[begin Exercise materials]
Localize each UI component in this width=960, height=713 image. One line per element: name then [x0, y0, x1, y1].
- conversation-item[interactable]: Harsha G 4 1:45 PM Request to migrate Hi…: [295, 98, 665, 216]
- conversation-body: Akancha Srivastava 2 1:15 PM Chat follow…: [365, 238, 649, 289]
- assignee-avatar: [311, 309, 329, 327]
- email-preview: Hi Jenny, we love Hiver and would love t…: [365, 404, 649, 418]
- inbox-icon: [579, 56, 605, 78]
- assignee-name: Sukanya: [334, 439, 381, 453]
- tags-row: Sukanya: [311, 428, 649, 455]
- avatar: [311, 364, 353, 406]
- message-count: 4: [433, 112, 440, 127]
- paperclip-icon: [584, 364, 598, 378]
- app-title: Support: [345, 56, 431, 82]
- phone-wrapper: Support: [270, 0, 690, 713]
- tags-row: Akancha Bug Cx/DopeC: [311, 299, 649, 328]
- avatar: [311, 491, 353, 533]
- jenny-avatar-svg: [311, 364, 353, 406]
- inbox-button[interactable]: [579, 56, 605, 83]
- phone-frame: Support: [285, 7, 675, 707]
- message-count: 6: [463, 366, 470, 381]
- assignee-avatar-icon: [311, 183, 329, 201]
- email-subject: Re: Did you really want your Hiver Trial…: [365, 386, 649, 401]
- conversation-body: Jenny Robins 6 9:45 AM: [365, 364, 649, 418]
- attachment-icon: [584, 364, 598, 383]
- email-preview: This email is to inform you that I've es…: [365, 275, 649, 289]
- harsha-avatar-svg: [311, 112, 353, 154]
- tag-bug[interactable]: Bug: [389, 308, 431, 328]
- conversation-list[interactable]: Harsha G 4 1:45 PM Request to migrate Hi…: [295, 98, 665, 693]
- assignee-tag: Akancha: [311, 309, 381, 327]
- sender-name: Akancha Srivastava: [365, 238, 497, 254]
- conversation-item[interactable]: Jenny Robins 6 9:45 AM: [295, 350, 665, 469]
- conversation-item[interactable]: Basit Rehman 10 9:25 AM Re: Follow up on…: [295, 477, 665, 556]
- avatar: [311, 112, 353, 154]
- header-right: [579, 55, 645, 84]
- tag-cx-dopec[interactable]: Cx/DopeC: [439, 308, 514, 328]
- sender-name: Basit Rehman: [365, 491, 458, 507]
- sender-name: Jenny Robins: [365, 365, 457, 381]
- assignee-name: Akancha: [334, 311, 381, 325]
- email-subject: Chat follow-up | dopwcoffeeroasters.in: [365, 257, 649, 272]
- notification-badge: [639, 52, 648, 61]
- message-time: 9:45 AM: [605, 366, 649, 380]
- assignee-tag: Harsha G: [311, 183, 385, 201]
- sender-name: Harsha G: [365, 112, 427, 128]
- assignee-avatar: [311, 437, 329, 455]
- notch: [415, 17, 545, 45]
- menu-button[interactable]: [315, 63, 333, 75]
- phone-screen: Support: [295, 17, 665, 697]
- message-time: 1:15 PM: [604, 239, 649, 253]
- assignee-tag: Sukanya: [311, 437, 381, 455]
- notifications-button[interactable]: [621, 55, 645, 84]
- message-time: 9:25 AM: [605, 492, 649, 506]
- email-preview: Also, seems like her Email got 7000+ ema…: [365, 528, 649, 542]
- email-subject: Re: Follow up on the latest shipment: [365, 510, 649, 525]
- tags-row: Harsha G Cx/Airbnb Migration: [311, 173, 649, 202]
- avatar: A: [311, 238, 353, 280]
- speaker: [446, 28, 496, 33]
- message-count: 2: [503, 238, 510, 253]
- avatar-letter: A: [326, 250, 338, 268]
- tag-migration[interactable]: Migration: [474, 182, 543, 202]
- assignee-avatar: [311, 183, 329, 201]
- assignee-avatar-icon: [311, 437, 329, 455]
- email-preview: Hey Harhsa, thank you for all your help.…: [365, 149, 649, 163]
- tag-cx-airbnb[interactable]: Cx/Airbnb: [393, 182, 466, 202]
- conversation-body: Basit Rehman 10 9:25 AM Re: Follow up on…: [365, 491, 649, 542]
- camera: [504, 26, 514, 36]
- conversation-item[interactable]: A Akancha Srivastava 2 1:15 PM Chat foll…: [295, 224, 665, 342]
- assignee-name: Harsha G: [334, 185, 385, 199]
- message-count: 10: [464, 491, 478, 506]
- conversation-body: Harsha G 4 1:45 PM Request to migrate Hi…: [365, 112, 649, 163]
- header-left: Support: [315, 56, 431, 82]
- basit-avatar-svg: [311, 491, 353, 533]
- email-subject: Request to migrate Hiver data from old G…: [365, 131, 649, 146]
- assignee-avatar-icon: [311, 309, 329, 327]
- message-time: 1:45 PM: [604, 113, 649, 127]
[end Exercise materials]
### What you have to do
Rewrite every line of the items above as a numbered list, leaving out any blank lines.

### Written answer
1. Localize each UI component in this width=960, height=713 image. One line per element: name then [x0, y0, x1, y1].
2. - conversation-item[interactable]: Harsha G 4 1:45 PM Request to migrate Hi…: [295, 98, 665, 216]
3. - conversation-body: Akancha Srivastava 2 1:15 PM Chat follow…: [365, 238, 649, 289]
4. - assignee-avatar: [311, 309, 329, 327]
5. - email-preview: Hi Jenny, we love Hiver and would love t…: [365, 404, 649, 418]
6. - inbox-icon: [579, 56, 605, 78]
7. - assignee-name: Sukanya: [334, 439, 381, 453]
8. - tags-row: Sukanya: [311, 428, 649, 455]
9. - avatar: [311, 364, 353, 406]
10. - message-count: 4: [433, 112, 440, 127]
11. - paperclip-icon: [584, 364, 598, 378]
12. - app-title: Support: [345, 56, 431, 82]
13. - phone-wrapper: Support: [270, 0, 690, 713]
14. - tags-row: Akancha Bug Cx/DopeC: [311, 299, 649, 328]
15. - avatar: [311, 491, 353, 533]
16. - jenny-avatar-svg: [311, 364, 353, 406]
17. - inbox-button[interactable]: [579, 56, 605, 83]
18. - phone-frame: Support: [285, 7, 675, 707]
19. - message-count: 6: [463, 366, 470, 381]
20. - assignee-avatar-icon: [311, 183, 329, 201]
21. - email-subject: Re: Did you really want your Hiver Trial…: [365, 386, 649, 401]
22. - conversation-body: Jenny Robins 6 9:45 AM: [365, 364, 649, 418]
23. - attachment-icon: [584, 364, 598, 383]
24. - email-preview: This email is to inform you that I've es…: [365, 275, 649, 289]
25. - harsha-avatar-svg: [311, 112, 353, 154]
26. - tag-bug[interactable]: Bug: [389, 308, 431, 328]
27. - conversation-list[interactable]: Harsha G 4 1:45 PM Request to migrate Hi…: [295, 98, 665, 693]
28. - assignee-tag: Akancha: [311, 309, 381, 327]
29. - sender-name: Akancha Srivastava: [365, 238, 497, 254]
30. - conversation-item[interactable]: Jenny Robins 6 9:45 AM: [295, 350, 665, 469]
31. - conversation-item[interactable]: Basit Rehman 10 9:25 AM Re: Follow up on…: [295, 477, 665, 556]
32. - avatar: [311, 112, 353, 154]
33. - header-right: [579, 55, 645, 84]
34. - tag-cx-dopec[interactable]: Cx/DopeC: [439, 308, 514, 328]
35. - sender-name: Basit Rehman: [365, 491, 458, 507]
36. - sender-name: Jenny Robins: [365, 365, 457, 381]
37. - assignee-name: Akancha: [334, 311, 381, 325]
38. - email-subject: Chat follow-up | dopwcoffeeroasters.in: [365, 257, 649, 272]
39. - notification-badge: [639, 52, 648, 61]
40. - message-time: 9:45 AM: [605, 366, 649, 380]
41. - assignee-tag: Harsha G: [311, 183, 385, 201]
42. - sender-name: Harsha G: [365, 112, 427, 128]
43. - assignee-avatar: [311, 437, 329, 455]
44. - notch: [415, 17, 545, 45]
45. - menu-button[interactable]: [315, 63, 333, 75]
46. - phone-screen: Support: [295, 17, 665, 697]
47. - message-time: 1:15 PM: [604, 239, 649, 253]
48. - assignee-tag: Sukanya: [311, 437, 381, 455]
49. - notifications-button[interactable]: [621, 55, 645, 84]
50. - message-time: 9:25 AM: [605, 492, 649, 506]
51. - email-preview: Also, seems like her Email got 7000+ ema…: [365, 528, 649, 542]
52. - email-subject: Re: Follow up on the latest shipment: [365, 510, 649, 525]
53. - tags-row: Harsha G Cx/Airbnb Migration: [311, 173, 649, 202]
54. - avatar: A: [311, 238, 353, 280]
55. - speaker: [446, 28, 496, 33]
56. - message-count: 2: [503, 238, 510, 253]
57. - avatar-letter: A: [326, 250, 338, 268]
58. - tag-migration[interactable]: Migration: [474, 182, 543, 202]
59. - assignee-avatar: [311, 183, 329, 201]
60. - assignee-avatar-icon: [311, 437, 329, 455]
61. - email-preview: Hey Harhsa, thank you for all your help.…: [365, 149, 649, 163]
62. - tag-cx-airbnb[interactable]: Cx/Airbnb: [393, 182, 466, 202]
63. - conversation-body: Basit Rehman 10 9:25 AM Re: Follow up on…: [365, 491, 649, 542]
64. - camera: [504, 26, 514, 36]
65. - conversation-item[interactable]: A Akancha Srivastava 2 1:15 PM Chat foll…: [295, 224, 665, 342]
66. - assignee-name: Harsha G: [334, 185, 385, 199]
67. - message-count: 10: [464, 491, 478, 506]
68. - conversation-body: Harsha G 4 1:45 PM Request to migrate Hi…: [365, 112, 649, 163]
69. - header-left: Support: [315, 56, 431, 82]
70. - basit-avatar-svg: [311, 491, 353, 533]
71. - email-subject: Request to migrate Hiver data from old G…: [365, 131, 649, 146]
72. - assignee-avatar-icon: [311, 309, 329, 327]
73. - message-time: 1:45 PM: [604, 113, 649, 127]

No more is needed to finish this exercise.